EXCERTO DO TEXTO:
########################################
Maior detenção da PIDE em Cabo Verde foi há 50 anos

18 de agosto de 2020

A 19 de agosto de 1970, militantes do PAIGC assaltaram o navio Pérola do Oceano, aliciados por promessas de uma luta armada em Cabo Verde. Foi o dia em que a secreta portuguesa realizou a maior detenção no arquipélago.

Campo de Concentração do Tarrafal: "um sítio planificado e construído para fazer sofrer as pessoas", nas palavras de Pedro MartinsFoto: DW/Madalena Sampaio

"Uma armadilha." É desta forma que Pedro Martins recorda o dia em que um grupo de militantes do Partido Africano para a Independência da Guiné e Cabo Verde (PAIGC) tomou de assalto o navio Pérola do Oceano, na ilha de Santiago. O objetivo era chegar ao Senegal, onde seriam treinados, e participar ativamente na luta pela independência do arquipélago. Mas o plano afundou-se ali mesmo no porto de Rincão, em Santa Catarina.
########################################
SECÇÃO DE DADOS:
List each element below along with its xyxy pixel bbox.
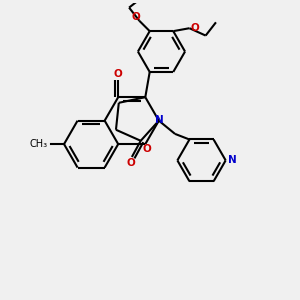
########################################
TAREFA PROPOSTA 1:
Substitua "militantes" por "ativistas" e reproduza o texto sobre a detenção da PIDE em Cabo Verde desde "A 19 de agosto" até "detenção no arquipélago.", inclusive.
TAREFA PROPOSTA 2:
Retome o texto sobre a detenção da PIDE em Cabo Verde e prossiga a partir da última frase apresentada.

RESPOSTA 1:
A 19 de agosto de 1970, ativistas do PAIGC assaltaram o navio Pérola do Oceano, aliciados por promessas de uma luta armada em Cabo Verde. Foi o dia em que a secreta portuguesa realizou a maior detenção no arquipélago.

RESPOSTA 2:
Em vez disso, o dia 19 de agosto de 1970 tornou-se no dia em que a Polícia Internacional e de Defesa do Estado (PIDE), a polícia política portuguesa, realizou a maior detenção de militantes do PAIGC em Cabo Verde.

Segundo Pedro Martins, na altura um militante do PAIGC de apenas 19 anos, a "armadilha" foi preparada por um cabo-verdiano, que se fazia passar por coronel do PAIGC, mas que na verdade estava ao serviço da PIDE. José Reis Borges terá aliciado os 11 militantes do partido que integraram o assalto com a promessa de trazer a luta armada para Cabo Verde, um desejo antigo na ilha.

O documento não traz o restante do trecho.